[Written problem]: Can you copy each of the lines below character for character, in the same order?

* begin Data provided *

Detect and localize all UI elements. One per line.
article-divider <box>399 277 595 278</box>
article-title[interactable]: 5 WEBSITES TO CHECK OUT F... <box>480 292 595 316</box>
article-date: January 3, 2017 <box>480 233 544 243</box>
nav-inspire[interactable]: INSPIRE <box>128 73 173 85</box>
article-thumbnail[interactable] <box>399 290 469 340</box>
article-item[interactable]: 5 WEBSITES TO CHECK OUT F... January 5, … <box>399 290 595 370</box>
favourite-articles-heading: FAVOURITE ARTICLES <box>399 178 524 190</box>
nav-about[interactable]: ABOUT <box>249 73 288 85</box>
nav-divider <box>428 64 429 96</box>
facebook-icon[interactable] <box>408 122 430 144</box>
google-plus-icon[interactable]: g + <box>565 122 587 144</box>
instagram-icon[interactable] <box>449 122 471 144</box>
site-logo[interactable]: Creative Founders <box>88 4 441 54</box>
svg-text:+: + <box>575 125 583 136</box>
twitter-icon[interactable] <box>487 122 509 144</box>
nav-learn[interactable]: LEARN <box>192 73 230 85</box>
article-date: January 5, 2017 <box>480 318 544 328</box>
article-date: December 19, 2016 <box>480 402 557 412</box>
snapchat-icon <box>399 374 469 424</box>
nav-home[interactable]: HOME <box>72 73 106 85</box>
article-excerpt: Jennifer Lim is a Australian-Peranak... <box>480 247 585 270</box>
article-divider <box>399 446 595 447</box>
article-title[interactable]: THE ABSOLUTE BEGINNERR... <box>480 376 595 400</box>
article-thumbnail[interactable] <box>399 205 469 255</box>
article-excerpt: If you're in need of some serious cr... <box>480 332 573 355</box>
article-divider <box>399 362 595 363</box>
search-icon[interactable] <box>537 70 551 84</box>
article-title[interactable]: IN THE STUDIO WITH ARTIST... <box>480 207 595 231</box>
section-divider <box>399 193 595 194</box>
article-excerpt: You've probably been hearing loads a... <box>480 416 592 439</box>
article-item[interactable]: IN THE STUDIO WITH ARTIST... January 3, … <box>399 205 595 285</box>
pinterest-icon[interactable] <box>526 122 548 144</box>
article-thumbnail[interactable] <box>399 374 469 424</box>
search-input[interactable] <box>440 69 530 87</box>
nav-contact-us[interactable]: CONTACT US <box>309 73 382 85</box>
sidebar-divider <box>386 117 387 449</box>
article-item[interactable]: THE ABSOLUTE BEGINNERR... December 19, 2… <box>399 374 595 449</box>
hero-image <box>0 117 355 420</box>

* end Data provided *

[Written solution]:
Detect and localize all UI elements. One per line.
article-divider <box>399 277 595 278</box>
article-title[interactable]: 5 WEBSITES TO CHECK OUT F... <box>480 292 595 316</box>
article-date: January 3, 2017 <box>480 233 544 243</box>
nav-inspire[interactable]: INSPIRE <box>128 73 173 85</box>
article-thumbnail[interactable] <box>399 290 469 340</box>
article-item[interactable]: 5 WEBSITES TO CHECK OUT F... January 5, … <box>399 290 595 370</box>
favourite-articles-heading: FAVOURITE ARTICLES <box>399 178 524 190</box>
nav-about[interactable]: ABOUT <box>249 73 288 85</box>
nav-divider <box>428 64 429 96</box>
facebook-icon[interactable] <box>408 122 430 144</box>
google-plus-icon[interactable]: g + <box>565 122 587 144</box>
instagram-icon[interactable] <box>449 122 471 144</box>
site-logo[interactable]: Creative Founders <box>88 4 441 54</box>
svg-text:+: + <box>575 125 583 136</box>
twitter-icon[interactable] <box>487 122 509 144</box>
nav-learn[interactable]: LEARN <box>192 73 230 85</box>
article-date: January 5, 2017 <box>480 318 544 328</box>
article-date: December 19, 2016 <box>480 402 557 412</box>
snapchat-icon <box>399 374 469 424</box>
nav-home[interactable]: HOME <box>72 73 106 85</box>
article-excerpt: Jennifer Lim is a Australian-Peranak... <box>480 247 585 270</box>
article-divider <box>399 446 595 447</box>
article-title[interactable]: THE ABSOLUTE BEGINNERR... <box>480 376 595 400</box>
article-thumbnail[interactable] <box>399 205 469 255</box>
article-excerpt: If you're in need of some serious cr... <box>480 332 573 355</box>
article-divider <box>399 362 595 363</box>
search-icon[interactable] <box>537 70 551 84</box>
article-title[interactable]: IN THE STUDIO WITH ARTIST... <box>480 207 595 231</box>
section-divider <box>399 193 595 194</box>
article-excerpt: You've probably been hearing loads a... <box>480 416 592 439</box>
article-item[interactable]: IN THE STUDIO WITH ARTIST... January 3, … <box>399 205 595 285</box>
pinterest-icon[interactable] <box>526 122 548 144</box>
article-thumbnail[interactable] <box>399 374 469 424</box>
search-input[interactable] <box>440 69 530 87</box>
nav-contact-us[interactable]: CONTACT US <box>309 73 382 85</box>
sidebar-divider <box>386 117 387 449</box>
article-item[interactable]: THE ABSOLUTE BEGINNERR... December 19, 2… <box>399 374 595 449</box>
hero-image <box>0 117 355 420</box>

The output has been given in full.